--- Begin DATA SUPPLIED ---

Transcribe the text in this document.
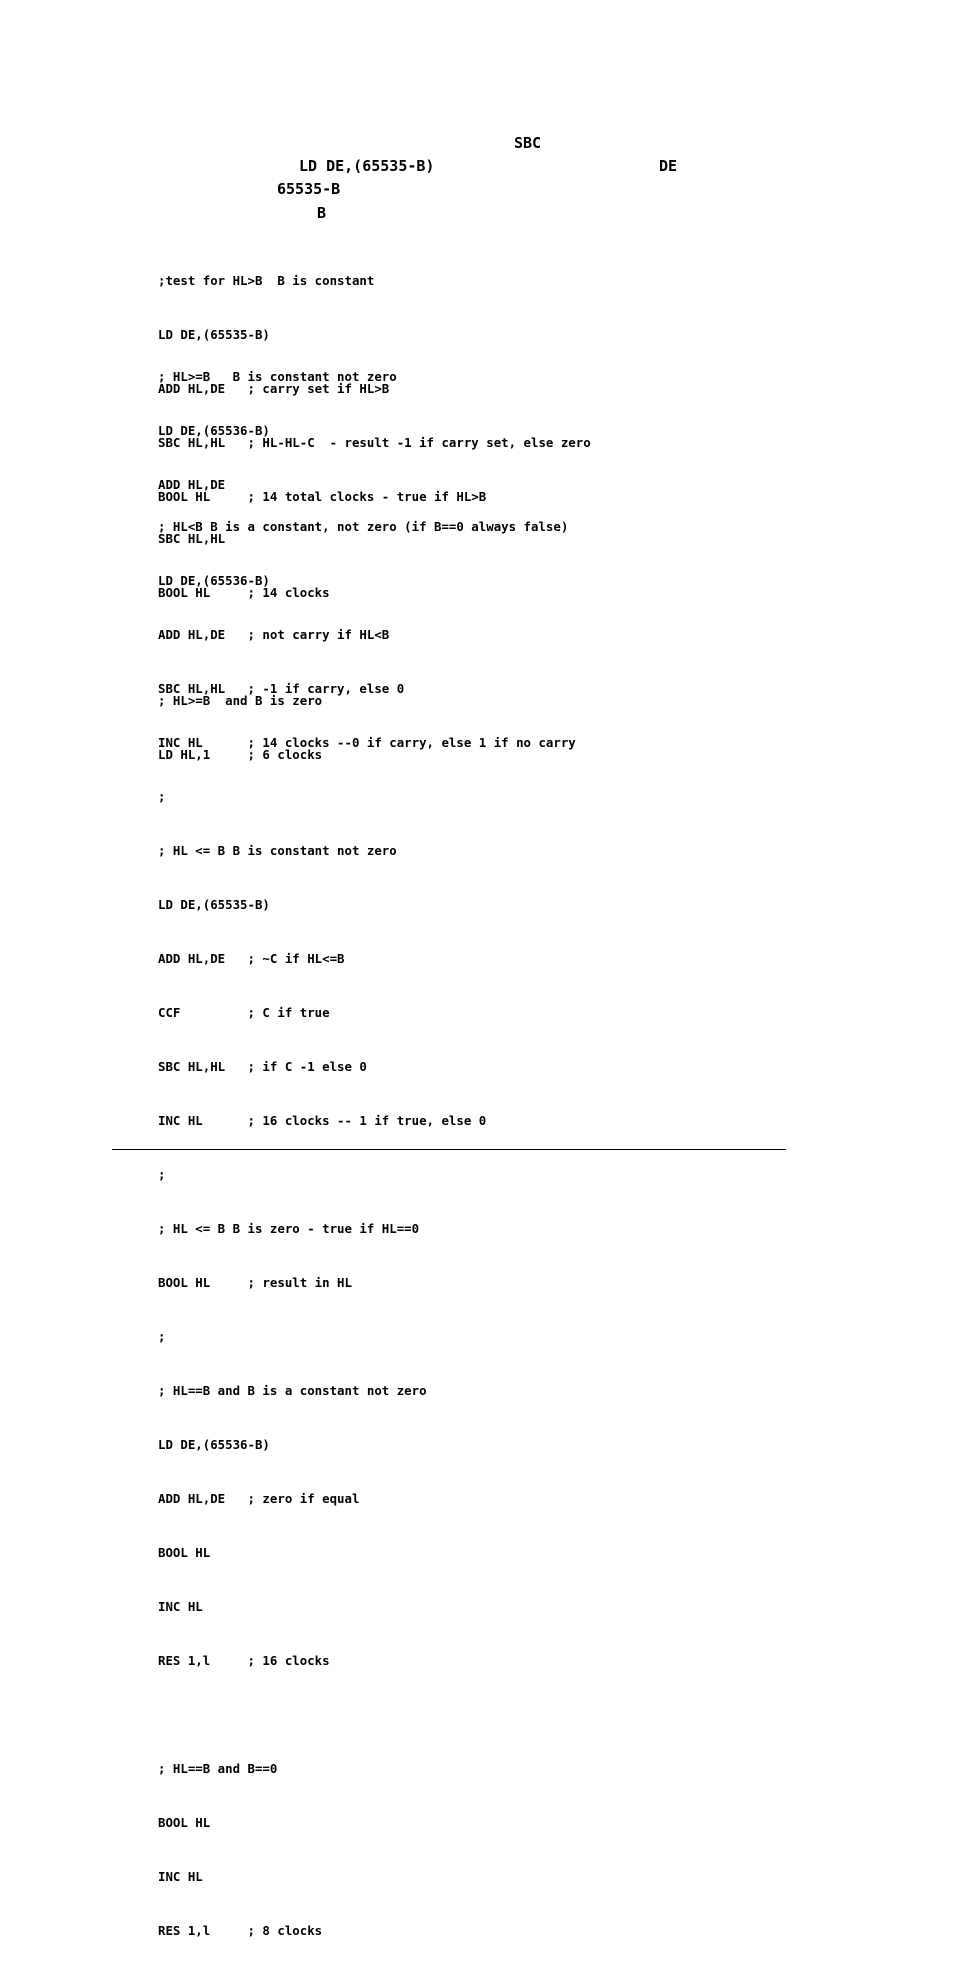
SBC
LD DE,(65535-B)	DE
65535-B
B

;test for HL>B  B is constant

LD DE,(65535-B)

ADD HL,DE   ; carry set if HL>B

SBC HL,HL   ; HL-HL-C  - result -1 if carry set, else zero

BOOL HL     ; 14 total clocks - true if HL>B

; HL>=B   B is constant not zero

LD DE,(65536-B)

ADD HL,DE

SBC HL,HL

BOOL HL     ; 14 clocks

; HL>=B  and B is zero

LD HL,1     ; 6 clocks

; HL<B B is a constant, not zero (if B==0 always false)

LD DE,(65536-B)

ADD HL,DE   ; not carry if HL<B

SBC HL,HL   ; -1 if carry, else 0

INC HL      ; 14 clocks --0 if carry, else 1 if no carry

;

; HL <= B B is constant not zero

LD DE,(65535-B)

ADD HL,DE   ; ~C if HL<=B

CCF         ; C if true

SBC HL,HL   ; if C -1 else 0

INC HL      ; 16 clocks -- 1 if true, else 0

;

; HL <= B B is zero - true if HL==0

BOOL HL     ; result in HL

;

; HL==B and B is a constant not zero

LD DE,(65536-B)

ADD HL,DE   ; zero if equal

BOOL HL

INC HL

RES 1,l     ; 16 clocks

; HL==B and B==0

BOOL HL

INC HL

RES 1,l     ; 8 clocks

--- End DATA SUPPLIED ---

Tell how many lines of the records above hold the string "clocks". Give no other text.

**PROBLEM SOLUTION**
7